▶ _Task statement_
It is required that all of the data be written out exactly.

▶ _Rows_

****************************************

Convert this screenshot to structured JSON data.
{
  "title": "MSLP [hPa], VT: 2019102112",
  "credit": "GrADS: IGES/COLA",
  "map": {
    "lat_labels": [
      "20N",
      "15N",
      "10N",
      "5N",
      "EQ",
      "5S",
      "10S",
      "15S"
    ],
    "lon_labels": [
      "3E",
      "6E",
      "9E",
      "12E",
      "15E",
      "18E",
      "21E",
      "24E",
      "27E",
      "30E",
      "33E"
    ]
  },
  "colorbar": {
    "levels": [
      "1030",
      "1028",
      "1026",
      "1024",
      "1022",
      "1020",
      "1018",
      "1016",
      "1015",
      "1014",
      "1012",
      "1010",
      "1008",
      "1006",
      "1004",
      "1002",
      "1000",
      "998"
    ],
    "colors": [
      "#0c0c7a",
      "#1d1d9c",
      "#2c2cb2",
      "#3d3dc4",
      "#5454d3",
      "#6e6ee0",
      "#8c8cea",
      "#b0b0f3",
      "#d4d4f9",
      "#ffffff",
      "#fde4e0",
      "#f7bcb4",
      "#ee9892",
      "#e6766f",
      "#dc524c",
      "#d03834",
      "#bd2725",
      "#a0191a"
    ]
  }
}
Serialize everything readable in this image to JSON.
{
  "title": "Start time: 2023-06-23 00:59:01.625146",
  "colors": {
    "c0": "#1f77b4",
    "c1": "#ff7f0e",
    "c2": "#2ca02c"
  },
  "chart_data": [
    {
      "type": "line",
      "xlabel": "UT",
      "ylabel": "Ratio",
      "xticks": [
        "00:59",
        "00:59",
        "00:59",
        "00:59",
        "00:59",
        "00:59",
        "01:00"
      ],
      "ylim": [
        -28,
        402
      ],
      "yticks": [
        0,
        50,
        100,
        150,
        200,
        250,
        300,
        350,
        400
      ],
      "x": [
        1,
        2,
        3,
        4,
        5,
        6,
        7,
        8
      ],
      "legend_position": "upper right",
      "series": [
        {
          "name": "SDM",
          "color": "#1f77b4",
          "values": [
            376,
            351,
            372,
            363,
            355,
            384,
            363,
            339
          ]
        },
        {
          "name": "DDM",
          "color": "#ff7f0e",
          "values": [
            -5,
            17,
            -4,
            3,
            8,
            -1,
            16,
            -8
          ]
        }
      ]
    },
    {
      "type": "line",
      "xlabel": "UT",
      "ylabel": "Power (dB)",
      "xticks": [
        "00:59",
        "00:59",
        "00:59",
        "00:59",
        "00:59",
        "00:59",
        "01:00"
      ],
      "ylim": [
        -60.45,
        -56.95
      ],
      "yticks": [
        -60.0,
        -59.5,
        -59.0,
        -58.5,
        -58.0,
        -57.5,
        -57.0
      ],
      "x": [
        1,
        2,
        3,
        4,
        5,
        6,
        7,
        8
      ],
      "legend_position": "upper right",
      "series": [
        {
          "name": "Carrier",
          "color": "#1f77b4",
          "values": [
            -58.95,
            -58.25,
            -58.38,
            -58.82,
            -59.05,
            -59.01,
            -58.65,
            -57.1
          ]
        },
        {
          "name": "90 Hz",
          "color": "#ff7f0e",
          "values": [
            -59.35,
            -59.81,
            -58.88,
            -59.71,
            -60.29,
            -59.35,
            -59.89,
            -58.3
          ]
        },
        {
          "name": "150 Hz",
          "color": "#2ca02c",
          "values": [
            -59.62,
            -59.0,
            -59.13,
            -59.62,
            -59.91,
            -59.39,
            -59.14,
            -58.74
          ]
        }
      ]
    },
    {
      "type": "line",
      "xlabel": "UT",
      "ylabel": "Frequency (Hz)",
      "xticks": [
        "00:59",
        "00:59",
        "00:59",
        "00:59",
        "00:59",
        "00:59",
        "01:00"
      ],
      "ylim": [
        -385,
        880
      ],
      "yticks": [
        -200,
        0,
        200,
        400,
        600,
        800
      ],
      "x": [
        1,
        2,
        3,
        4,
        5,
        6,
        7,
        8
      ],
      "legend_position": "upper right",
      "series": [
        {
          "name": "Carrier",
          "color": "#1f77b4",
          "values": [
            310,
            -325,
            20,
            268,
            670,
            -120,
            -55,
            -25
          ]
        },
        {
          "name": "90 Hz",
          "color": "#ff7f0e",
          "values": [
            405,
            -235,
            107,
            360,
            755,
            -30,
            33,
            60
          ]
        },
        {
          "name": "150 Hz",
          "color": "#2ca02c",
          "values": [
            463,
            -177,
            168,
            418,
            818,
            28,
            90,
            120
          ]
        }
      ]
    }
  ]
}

****************************************

▶ _Problem solution_
Convert this screenshot to structured JSON data.
{
  "title": "MSLP [hPa], VT: 2019102112",
  "credit": "GrADS: IGES/COLA",
  "map": {
    "lat_labels": [
      "20N",
      "15N",
      "10N",
      "5N",
      "EQ",
      "5S",
      "10S",
      "15S"
    ],
    "lon_labels": [
      "3E",
      "6E",
      "9E",
      "12E",
      "15E",
      "18E",
      "21E",
      "24E",
      "27E",
      "30E",
      "33E"
    ]
  },
  "colorbar": {
    "levels": [
      "1030",
      "1028",
      "1026",
      "1024",
      "1022",
      "1020",
      "1018",
      "1016",
      "1015",
      "1014",
      "1012",
      "1010",
      "1008",
      "1006",
      "1004",
      "1002",
      "1000",
      "998"
    ],
    "colors": [
      "#0c0c7a",
      "#1d1d9c",
      "#2c2cb2",
      "#3d3dc4",
      "#5454d3",
      "#6e6ee0",
      "#8c8cea",
      "#b0b0f3",
      "#d4d4f9",
      "#ffffff",
      "#fde4e0",
      "#f7bcb4",
      "#ee9892",
      "#e6766f",
      "#dc524c",
      "#d03834",
      "#bd2725",
      "#a0191a"
    ]
  }
}
Serialize everything readable in this image to JSON.
{
  "title": "Start time: 2023-06-23 00:59:01.625146",
  "colors": {
    "c0": "#1f77b4",
    "c1": "#ff7f0e",
    "c2": "#2ca02c"
  },
  "chart_data": [
    {
      "type": "line",
      "xlabel": "UT",
      "ylabel": "Ratio",
      "xticks": [
        "00:59",
        "00:59",
        "00:59",
        "00:59",
        "00:59",
        "00:59",
        "01:00"
      ],
      "ylim": [
        -28,
        402
      ],
      "yticks": [
        0,
        50,
        100,
        150,
        200,
        250,
        300,
        350,
        400
      ],
      "x": [
        1,
        2,
        3,
        4,
        5,
        6,
        7,
        8
      ],
      "legend_position": "upper right",
      "series": [
        {
          "name": "SDM",
          "color": "#1f77b4",
          "values": [
            376,
            351,
            372,
            363,
            355,
            384,
            363,
            339
          ]
        },
        {
          "name": "DDM",
          "color": "#ff7f0e",
          "values": [
            -5,
            17,
            -4,
            3,
            8,
            -1,
            16,
            -8
          ]
        }
      ]
    },
    {
      "type": "line",
      "xlabel": "UT",
      "ylabel": "Power (dB)",
      "xticks": [
        "00:59",
        "00:59",
        "00:59",
        "00:59",
        "00:59",
        "00:59",
        "01:00"
      ],
      "ylim": [
        -60.45,
        -56.95
      ],
      "yticks": [
        -60.0,
        -59.5,
        -59.0,
        -58.5,
        -58.0,
        -57.5,
        -57.0
      ],
      "x": [
        1,
        2,
        3,
        4,
        5,
        6,
        7,
        8
      ],
      "legend_position": "upper right",
      "series": [
        {
          "name": "Carrier",
          "color": "#1f77b4",
          "values": [
            -58.95,
            -58.25,
            -58.38,
            -58.82,
            -59.05,
            -59.01,
            -58.65,
            -57.1
          ]
        },
        {
          "name": "90 Hz",
          "color": "#ff7f0e",
          "values": [
            -59.35,
            -59.81,
            -58.88,
            -59.71,
            -60.29,
            -59.35,
            -59.89,
            -58.3
          ]
        },
        {
          "name": "150 Hz",
          "color": "#2ca02c",
          "values": [
            -59.62,
            -59.0,
            -59.13,
            -59.62,
            -59.91,
            -59.39,
            -59.14,
            -58.74
          ]
        }
      ]
    },
    {
      "type": "line",
      "xlabel": "UT",
      "ylabel": "Frequency (Hz)",
      "xticks": [
        "00:59",
        "00:59",
        "00:59",
        "00:59",
        "00:59",
        "00:59",
        "01:00"
      ],
      "ylim": [
        -385,
        880
      ],
      "yticks": [
        -200,
        0,
        200,
        400,
        600,
        800
      ],
      "x": [
        1,
        2,
        3,
        4,
        5,
        6,
        7,
        8
      ],
      "legend_position": "upper right",
      "series": [
        {
          "name": "Carrier",
          "color": "#1f77b4",
          "values": [
            310,
            -325,
            20,
            268,
            670,
            -120,
            -55,
            -25
          ]
        },
        {
          "name": "90 Hz",
          "color": "#ff7f0e",
          "values": [
            405,
            -235,
            107,
            360,
            755,
            -30,
            33,
            60
          ]
        },
        {
          "name": "150 Hz",
          "color": "#2ca02c",
          "values": [
            463,
            -177,
            168,
            418,
            818,
            28,
            90,
            120
          ]
        }
      ]
    }
  ]
}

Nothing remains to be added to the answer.